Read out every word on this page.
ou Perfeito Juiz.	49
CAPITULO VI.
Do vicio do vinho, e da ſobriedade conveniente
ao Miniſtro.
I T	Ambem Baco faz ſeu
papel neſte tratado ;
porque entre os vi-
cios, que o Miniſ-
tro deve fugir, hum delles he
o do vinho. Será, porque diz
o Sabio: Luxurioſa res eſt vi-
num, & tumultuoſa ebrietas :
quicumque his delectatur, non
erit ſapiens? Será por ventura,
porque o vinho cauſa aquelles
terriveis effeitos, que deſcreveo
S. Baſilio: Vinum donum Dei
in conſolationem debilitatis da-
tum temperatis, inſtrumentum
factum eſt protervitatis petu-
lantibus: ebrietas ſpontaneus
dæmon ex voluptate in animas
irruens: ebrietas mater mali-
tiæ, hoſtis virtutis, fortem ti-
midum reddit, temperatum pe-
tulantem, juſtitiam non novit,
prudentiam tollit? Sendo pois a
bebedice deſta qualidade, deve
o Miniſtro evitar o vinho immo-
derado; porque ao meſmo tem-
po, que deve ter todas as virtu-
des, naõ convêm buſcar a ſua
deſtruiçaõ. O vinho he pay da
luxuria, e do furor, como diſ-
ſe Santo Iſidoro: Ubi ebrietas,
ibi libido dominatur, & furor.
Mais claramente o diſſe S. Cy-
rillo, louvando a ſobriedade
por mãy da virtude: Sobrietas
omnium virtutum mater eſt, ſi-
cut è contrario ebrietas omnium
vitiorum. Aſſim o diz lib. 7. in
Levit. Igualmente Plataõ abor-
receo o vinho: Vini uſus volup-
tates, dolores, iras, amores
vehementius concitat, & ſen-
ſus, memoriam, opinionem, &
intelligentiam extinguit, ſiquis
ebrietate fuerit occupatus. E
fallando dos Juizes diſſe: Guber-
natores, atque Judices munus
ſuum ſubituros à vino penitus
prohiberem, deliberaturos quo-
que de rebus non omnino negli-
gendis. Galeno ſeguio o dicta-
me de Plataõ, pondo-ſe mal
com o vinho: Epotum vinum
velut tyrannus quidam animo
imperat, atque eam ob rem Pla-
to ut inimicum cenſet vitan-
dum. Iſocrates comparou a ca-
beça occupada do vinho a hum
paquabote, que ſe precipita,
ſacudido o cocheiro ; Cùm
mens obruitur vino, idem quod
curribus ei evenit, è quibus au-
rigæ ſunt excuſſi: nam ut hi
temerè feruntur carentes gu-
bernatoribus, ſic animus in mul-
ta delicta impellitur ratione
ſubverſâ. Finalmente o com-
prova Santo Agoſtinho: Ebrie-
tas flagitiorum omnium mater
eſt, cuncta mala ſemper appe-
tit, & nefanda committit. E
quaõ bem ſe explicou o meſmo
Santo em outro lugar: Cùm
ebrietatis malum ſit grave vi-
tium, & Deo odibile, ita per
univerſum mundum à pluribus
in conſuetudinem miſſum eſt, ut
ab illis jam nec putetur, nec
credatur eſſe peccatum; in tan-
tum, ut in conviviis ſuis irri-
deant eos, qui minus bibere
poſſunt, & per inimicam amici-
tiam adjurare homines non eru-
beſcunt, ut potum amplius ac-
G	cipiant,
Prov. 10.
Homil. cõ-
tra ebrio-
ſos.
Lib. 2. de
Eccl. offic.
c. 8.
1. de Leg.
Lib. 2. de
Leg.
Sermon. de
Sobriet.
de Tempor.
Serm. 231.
_ _ _ _ _
- Directions for this task: Count the lines in the records above that hold the word "diſſe", and give only that number.

- Right answer: 2